• 提示文:

まだまだ純正装着が少なかった時代のカーナビといえばダッシュボードなどに取り付けるオンダッシュ。そして1DINないしは2DINスペースに内蔵し、エンジンスタートともにモニターが浮き上がるインダッシュナビの2種類が存在した。
今やほとんどが据え置きナビと呼ばれるタイプに置き換わっているが、なぜインダッシュナビは廃れてしまったのか!? 確かに画面が収納されないなどのトラブルは多々あったものの、結構カッコよかったよね……。
故障も多かったけどカッコよかったよね……インダッシュナビはなぜ廃れた!?
文/高山正寛、写真/NISSAN、パイオニア、AdobeStock
■かつては1段がフツーもオーディオの進化で2倍のスペースに!
かつてはカーナビ&カーオーディオの取り付けスペースは、ドイツの工業規格である「DIN」を基本とし、1DIN、2DIN、ワイドDINなどのサイズがあった(Paylessimages@AdobeStock)
今さらの話ではあるが、かつてはカーナビ&カーオーディオ取り付けスペースの基本であったのがドイツの工業規格である「DIN」(その後国際規格として採用)。
幅180mm×高さ50mmが1DIN、それを2段重ねたのが2DIN。そして当時トヨタなどが中心となって横幅を200mmに拡大させた「ワイドDIN」というサイズも存在する。
さて、このDINだが生まれ故郷のドイツも含めて、欧州では多くのクルマに採用されてきた。そして過去、ほとんどのクルマは1DINであった。

• データ抜粋:
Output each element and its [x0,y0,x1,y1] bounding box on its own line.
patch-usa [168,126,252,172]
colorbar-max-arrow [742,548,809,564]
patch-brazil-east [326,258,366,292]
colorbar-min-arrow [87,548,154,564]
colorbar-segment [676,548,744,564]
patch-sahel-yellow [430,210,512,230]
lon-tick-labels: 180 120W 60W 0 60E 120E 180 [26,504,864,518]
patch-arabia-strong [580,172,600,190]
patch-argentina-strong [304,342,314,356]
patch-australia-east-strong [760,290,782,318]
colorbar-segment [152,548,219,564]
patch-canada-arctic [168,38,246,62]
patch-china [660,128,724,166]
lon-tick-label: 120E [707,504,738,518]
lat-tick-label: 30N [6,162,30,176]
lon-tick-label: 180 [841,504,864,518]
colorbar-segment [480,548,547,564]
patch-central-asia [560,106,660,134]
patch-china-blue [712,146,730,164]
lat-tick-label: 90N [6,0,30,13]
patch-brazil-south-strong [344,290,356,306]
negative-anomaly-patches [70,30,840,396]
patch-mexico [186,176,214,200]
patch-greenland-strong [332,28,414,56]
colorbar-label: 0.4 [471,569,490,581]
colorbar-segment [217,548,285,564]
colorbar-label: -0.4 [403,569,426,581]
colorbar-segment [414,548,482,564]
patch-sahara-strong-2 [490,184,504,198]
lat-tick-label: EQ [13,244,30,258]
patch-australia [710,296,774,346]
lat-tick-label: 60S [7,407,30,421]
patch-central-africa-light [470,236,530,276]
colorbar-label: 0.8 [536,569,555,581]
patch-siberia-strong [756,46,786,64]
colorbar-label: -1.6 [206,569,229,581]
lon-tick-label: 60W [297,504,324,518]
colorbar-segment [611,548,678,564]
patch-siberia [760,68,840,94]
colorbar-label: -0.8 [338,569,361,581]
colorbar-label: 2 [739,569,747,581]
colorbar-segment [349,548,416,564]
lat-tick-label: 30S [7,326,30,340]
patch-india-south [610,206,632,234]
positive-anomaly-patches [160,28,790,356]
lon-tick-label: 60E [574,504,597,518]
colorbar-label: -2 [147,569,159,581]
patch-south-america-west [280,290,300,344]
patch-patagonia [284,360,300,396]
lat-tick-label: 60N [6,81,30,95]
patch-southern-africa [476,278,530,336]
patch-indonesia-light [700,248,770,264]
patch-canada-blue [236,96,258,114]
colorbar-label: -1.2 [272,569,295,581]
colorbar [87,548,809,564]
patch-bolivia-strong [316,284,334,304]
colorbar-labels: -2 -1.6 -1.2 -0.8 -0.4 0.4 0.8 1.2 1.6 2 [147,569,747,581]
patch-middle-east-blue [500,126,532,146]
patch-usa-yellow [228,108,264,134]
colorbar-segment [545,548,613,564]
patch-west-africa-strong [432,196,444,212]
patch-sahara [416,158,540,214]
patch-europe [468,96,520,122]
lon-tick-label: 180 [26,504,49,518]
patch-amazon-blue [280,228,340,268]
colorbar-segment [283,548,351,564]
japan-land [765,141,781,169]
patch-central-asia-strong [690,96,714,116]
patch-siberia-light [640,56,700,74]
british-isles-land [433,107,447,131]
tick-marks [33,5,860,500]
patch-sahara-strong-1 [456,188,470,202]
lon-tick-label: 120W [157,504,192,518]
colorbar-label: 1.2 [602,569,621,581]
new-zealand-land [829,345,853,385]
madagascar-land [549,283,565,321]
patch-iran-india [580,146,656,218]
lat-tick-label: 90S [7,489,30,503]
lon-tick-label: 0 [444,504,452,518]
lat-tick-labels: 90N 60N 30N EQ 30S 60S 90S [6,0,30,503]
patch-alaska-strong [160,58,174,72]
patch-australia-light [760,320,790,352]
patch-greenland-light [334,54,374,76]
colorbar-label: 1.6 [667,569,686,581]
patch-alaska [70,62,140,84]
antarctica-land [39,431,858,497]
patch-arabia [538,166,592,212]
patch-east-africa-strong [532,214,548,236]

• 練習課題:
a) カーナビの取り付けスペースについての文章に出てくるサイズの名前を、すべて挙げよ。
b) カーナビの取り付けスペースについての文章を、最後の文の後から書き継げ。

• 解答一覧:
a) 1DIN、2DIN、ワイドDIN

b)
2DINサイズに関してはカーオーディオの進化に伴って、CDやMDなどの搭載メディアへの対応、ディスプレイやスイッチ類の大型化によるUIの向上(局名や曲名の表示なども含む)、そして最後はカーナビに代表されるディスプレイを搭載するために2DINサイズは必須となったわけだ。
■ナビ本体とモニターを小スペースに集約!! インダッシュナビは見た目も超よかった
エンジンを始動するとせり出してくるモニターがメカメカしく、気持ちが盛り上がる(Amy Walters@AdobeStock)
前述したようにカーステレオであれば問題の無い1DINサイズもカーナビとなると表示部分が必要なので、基本的には無理。過去、日産マーチ(3代目)に小型カーナビも存在したが、文字通り“簡易型”だった。
そこに登場したのが、モーターを使い液晶ディスプレイの展開と格納を可能にした「電動インダッシュ機構」だ。
インダッシュ機構自体は2001年5月にカロッツェリアがサイバーナビにこの機構を搭載。
エンジン起動後、自動またはスイッチを押す(手動)ことで格納されたディスプレイがせり出してくる姿は多くのクルマ好きが「おお~何かカッコよイぞ~」って盛り上がったことは事実。実際筆者もこの機構にすっかり魅了されてしまい、その後何台も買ってしまった程だ。
余談だが、カロッツェリアのカーナビの一部には起動時にデフォルトとなる「Carrozzeria」のロゴが表示されるようになっていたが、この画面自体はカスタマイズが可能。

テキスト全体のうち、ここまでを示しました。